Look through the listing and locate every line containing the word "RangeNoGap"; copy those lines.

▼

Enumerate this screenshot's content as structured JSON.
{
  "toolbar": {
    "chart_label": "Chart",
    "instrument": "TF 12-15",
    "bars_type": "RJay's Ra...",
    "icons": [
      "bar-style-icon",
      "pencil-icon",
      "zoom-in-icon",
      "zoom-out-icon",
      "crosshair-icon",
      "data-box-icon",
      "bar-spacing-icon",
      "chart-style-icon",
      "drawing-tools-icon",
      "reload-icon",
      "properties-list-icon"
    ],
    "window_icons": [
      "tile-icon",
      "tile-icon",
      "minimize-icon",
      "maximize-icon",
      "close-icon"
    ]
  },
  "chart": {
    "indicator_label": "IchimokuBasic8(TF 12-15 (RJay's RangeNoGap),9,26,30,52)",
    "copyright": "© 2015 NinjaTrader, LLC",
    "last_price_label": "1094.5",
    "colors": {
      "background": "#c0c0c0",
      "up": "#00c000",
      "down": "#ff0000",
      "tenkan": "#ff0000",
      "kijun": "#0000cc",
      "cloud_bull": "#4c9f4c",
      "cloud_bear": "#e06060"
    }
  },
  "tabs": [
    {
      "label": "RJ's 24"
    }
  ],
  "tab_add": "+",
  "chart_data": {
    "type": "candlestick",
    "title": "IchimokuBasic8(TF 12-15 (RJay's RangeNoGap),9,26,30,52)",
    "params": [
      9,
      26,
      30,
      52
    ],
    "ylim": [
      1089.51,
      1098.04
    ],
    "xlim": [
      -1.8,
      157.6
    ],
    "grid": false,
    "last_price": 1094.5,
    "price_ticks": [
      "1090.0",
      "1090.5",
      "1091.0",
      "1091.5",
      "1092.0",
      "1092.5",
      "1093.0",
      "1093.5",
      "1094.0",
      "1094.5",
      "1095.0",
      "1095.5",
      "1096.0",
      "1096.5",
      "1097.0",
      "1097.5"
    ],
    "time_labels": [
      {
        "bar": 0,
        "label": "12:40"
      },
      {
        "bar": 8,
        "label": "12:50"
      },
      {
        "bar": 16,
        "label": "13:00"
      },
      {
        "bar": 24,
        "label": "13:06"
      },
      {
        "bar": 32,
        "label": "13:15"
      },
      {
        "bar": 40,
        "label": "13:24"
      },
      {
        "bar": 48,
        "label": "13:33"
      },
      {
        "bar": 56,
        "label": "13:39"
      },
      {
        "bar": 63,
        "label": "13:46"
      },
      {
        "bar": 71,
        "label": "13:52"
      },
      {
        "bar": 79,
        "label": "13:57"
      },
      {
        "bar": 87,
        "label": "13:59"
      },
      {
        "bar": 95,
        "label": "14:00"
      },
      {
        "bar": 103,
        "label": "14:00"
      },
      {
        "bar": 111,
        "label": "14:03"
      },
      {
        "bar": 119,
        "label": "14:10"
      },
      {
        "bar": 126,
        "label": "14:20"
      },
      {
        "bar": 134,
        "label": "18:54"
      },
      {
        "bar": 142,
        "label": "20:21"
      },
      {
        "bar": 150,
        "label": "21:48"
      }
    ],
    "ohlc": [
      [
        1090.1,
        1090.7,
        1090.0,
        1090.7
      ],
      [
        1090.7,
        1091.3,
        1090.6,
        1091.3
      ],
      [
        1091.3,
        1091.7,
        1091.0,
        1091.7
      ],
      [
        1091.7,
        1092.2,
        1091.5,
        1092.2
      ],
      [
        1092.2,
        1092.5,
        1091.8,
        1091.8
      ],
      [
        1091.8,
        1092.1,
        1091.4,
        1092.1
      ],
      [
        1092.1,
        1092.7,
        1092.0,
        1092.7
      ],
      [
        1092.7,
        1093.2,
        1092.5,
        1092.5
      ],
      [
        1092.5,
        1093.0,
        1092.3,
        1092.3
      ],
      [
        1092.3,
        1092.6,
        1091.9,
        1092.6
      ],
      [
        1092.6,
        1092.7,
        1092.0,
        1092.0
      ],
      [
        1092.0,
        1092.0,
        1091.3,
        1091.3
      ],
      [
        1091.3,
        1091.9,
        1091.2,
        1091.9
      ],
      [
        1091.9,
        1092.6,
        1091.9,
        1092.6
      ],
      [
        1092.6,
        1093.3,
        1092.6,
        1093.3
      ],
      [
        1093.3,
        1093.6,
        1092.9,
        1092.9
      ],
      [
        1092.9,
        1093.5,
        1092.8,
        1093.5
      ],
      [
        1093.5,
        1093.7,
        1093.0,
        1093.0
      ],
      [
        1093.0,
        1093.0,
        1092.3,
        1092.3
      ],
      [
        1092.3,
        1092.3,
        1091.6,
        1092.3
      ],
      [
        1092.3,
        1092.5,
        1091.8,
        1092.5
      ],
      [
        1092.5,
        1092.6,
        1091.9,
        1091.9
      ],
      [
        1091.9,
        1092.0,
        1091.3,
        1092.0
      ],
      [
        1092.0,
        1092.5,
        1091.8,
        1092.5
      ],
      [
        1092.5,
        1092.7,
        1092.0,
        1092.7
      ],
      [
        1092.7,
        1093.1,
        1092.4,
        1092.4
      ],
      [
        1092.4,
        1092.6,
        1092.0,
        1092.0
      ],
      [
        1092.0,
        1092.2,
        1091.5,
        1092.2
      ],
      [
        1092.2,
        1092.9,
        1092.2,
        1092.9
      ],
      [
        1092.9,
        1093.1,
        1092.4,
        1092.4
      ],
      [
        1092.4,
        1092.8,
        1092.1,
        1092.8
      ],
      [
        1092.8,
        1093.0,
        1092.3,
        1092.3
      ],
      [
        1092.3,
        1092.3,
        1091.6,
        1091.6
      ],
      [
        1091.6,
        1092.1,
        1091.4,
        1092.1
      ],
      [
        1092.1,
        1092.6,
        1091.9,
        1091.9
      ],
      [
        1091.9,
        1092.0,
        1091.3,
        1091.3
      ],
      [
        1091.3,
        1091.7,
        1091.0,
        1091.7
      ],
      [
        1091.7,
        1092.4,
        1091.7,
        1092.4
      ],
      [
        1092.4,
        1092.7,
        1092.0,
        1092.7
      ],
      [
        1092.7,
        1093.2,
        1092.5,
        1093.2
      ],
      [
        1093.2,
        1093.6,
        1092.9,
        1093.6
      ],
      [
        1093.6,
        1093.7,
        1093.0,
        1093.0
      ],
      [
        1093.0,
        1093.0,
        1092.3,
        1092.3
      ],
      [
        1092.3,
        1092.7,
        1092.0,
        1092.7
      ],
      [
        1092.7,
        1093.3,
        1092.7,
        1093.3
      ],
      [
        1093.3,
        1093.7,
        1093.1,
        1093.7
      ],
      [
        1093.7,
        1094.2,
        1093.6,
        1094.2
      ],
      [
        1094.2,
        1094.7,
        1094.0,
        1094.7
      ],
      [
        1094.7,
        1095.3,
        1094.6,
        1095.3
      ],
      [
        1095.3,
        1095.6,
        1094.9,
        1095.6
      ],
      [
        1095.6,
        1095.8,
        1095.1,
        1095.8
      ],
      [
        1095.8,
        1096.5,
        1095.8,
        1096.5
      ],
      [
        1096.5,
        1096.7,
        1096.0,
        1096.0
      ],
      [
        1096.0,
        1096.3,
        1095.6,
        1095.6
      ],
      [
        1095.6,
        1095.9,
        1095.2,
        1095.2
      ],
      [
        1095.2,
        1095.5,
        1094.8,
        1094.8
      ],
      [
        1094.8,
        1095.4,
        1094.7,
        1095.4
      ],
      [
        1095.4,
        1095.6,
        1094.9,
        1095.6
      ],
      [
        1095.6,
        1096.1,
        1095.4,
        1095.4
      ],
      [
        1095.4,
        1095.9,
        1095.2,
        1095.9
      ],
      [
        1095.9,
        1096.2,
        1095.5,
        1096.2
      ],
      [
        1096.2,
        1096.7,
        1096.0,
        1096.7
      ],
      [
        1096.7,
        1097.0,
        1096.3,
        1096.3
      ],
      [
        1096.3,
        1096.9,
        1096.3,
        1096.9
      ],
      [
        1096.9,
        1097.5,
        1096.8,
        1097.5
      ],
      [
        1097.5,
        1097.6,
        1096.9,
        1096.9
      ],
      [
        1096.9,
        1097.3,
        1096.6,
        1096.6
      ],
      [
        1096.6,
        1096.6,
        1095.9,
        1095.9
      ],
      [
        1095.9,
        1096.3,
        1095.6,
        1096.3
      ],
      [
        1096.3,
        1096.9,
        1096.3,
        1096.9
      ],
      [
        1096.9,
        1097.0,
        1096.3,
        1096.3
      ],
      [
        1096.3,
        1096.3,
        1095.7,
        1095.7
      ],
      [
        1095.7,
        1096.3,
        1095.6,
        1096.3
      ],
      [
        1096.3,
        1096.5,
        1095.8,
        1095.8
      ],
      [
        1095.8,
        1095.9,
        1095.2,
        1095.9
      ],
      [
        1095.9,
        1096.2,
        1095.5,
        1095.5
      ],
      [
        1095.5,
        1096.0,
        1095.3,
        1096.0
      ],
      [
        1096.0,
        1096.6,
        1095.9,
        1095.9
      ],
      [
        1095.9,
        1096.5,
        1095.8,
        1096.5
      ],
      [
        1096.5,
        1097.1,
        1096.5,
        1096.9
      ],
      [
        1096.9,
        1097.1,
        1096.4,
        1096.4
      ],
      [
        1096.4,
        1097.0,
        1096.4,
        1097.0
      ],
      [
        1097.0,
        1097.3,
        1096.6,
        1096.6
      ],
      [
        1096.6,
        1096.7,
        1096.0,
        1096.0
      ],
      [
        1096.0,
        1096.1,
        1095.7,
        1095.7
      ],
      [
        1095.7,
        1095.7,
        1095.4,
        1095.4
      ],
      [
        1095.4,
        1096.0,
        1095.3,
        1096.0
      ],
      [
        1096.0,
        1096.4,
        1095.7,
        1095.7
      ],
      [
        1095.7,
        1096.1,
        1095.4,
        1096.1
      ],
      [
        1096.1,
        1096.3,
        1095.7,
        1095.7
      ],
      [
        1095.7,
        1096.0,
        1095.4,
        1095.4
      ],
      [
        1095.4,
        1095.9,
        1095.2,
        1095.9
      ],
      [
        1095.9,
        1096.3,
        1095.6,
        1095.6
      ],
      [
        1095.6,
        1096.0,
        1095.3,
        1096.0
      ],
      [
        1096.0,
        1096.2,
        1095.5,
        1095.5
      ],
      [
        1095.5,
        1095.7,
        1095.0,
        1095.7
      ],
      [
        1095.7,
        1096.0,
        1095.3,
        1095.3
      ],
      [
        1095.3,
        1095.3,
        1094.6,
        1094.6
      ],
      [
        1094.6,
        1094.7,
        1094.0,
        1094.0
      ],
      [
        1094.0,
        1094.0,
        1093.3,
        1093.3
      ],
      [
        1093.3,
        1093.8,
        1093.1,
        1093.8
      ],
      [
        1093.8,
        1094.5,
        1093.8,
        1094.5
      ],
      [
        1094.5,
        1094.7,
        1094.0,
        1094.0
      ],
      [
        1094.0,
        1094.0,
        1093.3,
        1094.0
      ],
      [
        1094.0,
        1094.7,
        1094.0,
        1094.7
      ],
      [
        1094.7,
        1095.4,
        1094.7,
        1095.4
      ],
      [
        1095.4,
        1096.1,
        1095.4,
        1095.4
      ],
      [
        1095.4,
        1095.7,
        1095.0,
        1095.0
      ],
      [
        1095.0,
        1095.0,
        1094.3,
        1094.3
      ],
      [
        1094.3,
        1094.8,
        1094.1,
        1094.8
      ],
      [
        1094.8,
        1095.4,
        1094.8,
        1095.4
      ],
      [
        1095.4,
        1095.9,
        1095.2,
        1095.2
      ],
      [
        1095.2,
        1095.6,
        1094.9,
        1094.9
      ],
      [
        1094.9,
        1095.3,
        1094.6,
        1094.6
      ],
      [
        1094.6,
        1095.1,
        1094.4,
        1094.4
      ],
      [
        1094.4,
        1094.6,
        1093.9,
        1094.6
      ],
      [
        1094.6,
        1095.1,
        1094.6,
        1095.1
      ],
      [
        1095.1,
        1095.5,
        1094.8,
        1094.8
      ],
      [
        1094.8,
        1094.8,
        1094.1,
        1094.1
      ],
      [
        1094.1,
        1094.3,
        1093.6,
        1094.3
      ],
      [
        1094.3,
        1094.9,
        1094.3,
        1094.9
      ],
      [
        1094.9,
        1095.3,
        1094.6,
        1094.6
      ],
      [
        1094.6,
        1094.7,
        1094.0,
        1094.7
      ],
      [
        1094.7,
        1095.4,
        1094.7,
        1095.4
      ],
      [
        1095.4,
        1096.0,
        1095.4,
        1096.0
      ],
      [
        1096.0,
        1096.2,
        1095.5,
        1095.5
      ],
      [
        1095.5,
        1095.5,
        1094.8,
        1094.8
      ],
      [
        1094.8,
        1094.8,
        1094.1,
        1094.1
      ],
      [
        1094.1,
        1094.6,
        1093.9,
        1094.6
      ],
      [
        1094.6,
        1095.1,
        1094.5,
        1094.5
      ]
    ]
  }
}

▲

Result |
    "indicator_label": "IchimokuBasic8(TF 12-15 (RJay's RangeNoGap),9,26,30,52)",
    "title": "IchimokuBasic8(TF 12-15 (RJay's RangeNoGap),9,26,30,52)",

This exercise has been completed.